**WHAT IS BEING ASKED**.
Please output every line of the material as it stands, without the pictures.
+---+
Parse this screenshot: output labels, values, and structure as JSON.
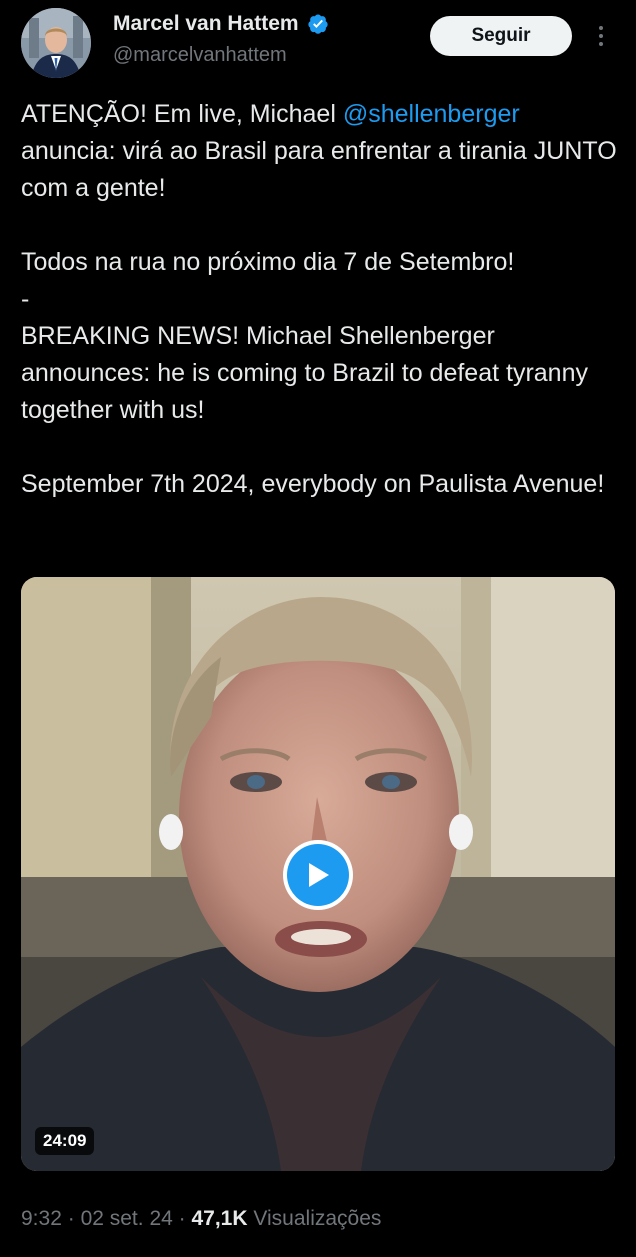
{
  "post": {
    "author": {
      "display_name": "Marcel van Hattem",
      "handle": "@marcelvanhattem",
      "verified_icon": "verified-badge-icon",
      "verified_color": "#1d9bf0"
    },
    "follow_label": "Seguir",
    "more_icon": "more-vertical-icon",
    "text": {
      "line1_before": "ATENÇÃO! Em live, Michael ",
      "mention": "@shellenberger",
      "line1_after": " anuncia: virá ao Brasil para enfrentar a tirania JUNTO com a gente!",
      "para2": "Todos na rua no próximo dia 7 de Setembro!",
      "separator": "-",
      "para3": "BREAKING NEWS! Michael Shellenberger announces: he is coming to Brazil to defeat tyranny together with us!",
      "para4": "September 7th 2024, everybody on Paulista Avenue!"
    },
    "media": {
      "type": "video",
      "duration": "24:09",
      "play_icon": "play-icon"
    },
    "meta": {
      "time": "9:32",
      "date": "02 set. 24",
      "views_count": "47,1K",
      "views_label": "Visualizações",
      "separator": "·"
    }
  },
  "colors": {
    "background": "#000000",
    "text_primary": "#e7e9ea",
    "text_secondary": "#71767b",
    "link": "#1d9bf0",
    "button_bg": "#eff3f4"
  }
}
+---+
**SOLUTION BELOW**.
Parse this screenshot: output labels, values, and structure as JSON.
{
  "post": {
    "author": {
      "display_name": "Marcel van Hattem",
      "handle": "@marcelvanhattem",
      "verified_icon": "verified-badge-icon",
      "verified_color": "#1d9bf0"
    },
    "follow_label": "Seguir",
    "more_icon": "more-vertical-icon",
    "text": {
      "line1_before": "ATENÇÃO! Em live, Michael ",
      "mention": "@shellenberger",
      "line1_after": " anuncia: virá ao Brasil para enfrentar a tirania JUNTO com a gente!",
      "para2": "Todos na rua no próximo dia 7 de Setembro!",
      "separator": "-",
      "para3": "BREAKING NEWS! Michael Shellenberger announces: he is coming to Brazil to defeat tyranny together with us!",
      "para4": "September 7th 2024, everybody on Paulista Avenue!"
    },
    "media": {
      "type": "video",
      "duration": "24:09",
      "play_icon": "play-icon"
    },
    "meta": {
      "time": "9:32",
      "date": "02 set. 24",
      "views_count": "47,1K",
      "views_label": "Visualizações",
      "separator": "·"
    }
  },
  "colors": {
    "background": "#000000",
    "text_primary": "#e7e9ea",
    "text_secondary": "#71767b",
    "link": "#1d9bf0",
    "button_bg": "#eff3f4"
  }
}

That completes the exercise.